-------- Data to process --------

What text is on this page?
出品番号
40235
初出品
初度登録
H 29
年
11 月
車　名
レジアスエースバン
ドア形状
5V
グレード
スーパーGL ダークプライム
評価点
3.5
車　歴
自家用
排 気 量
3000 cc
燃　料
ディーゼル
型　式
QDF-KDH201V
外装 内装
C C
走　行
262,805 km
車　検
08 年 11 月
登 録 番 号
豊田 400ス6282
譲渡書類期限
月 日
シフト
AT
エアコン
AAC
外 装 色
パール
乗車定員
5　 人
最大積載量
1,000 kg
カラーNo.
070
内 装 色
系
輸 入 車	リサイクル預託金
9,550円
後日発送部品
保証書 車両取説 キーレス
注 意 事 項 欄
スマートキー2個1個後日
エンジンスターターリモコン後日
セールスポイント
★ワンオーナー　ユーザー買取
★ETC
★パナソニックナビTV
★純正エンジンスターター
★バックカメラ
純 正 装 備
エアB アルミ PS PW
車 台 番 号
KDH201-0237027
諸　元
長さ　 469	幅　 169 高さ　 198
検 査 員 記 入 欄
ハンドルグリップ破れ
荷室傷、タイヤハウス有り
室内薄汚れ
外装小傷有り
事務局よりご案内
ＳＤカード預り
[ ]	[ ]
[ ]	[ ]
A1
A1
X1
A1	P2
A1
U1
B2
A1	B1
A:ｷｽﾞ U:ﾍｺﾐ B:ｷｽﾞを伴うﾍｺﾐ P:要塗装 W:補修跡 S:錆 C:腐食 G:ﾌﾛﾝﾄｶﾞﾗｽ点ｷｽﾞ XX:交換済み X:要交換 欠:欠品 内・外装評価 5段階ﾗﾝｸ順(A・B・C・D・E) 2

--------

Transcribe every record above exactly as it appears.

Output of the task.
What text is on this page?
出品番号
40235
初出品
初度登録
H 29
年
11 月
車　名
レジアスエースバン
ドア形状
5V
グレード
スーパーGL ダークプライム
評価点
3.5
車　歴
自家用
排 気 量
3000 cc
燃　料
ディーゼル
型　式
QDF-KDH201V
外装 内装
C C
走　行
262,805 km
車　検
08 年 11 月
登 録 番 号
豊田 400ス6282
譲渡書類期限
月 日
シフト
AT
エアコン
AAC
外 装 色
パール
乗車定員
5　 人
最大積載量
1,000 kg
カラーNo.
070
内 装 色
系
輸 入 車	リサイクル預託金
9,550円
後日発送部品
保証書 車両取説 キーレス
注 意 事 項 欄
スマートキー2個1個後日
エンジンスターターリモコン後日
セールスポイント
★ワンオーナー　ユーザー買取
★ETC
★パナソニックナビTV
★純正エンジンスターター
★バックカメラ
純 正 装 備
エアB アルミ PS PW
車 台 番 号
KDH201-0237027
諸　元
長さ　 469	幅　 169 高さ　 198
検 査 員 記 入 欄
ハンドルグリップ破れ
荷室傷、タイヤハウス有り
室内薄汚れ
外装小傷有り
事務局よりご案内
ＳＤカード預り
[ ]	[ ]
[ ]	[ ]
A1
A1
X1
A1	P2
A1
U1
B2
A1	B1
A:ｷｽﾞ U:ﾍｺﾐ B:ｷｽﾞを伴うﾍｺﾐ P:要塗装 W:補修跡 S:錆 C:腐食 G:ﾌﾛﾝﾄｶﾞﾗｽ点ｷｽﾞ XX:交換済み X:要交換 欠:欠品 内・外装評価 5段階ﾗﾝｸ順(A・B・C・D・E) 2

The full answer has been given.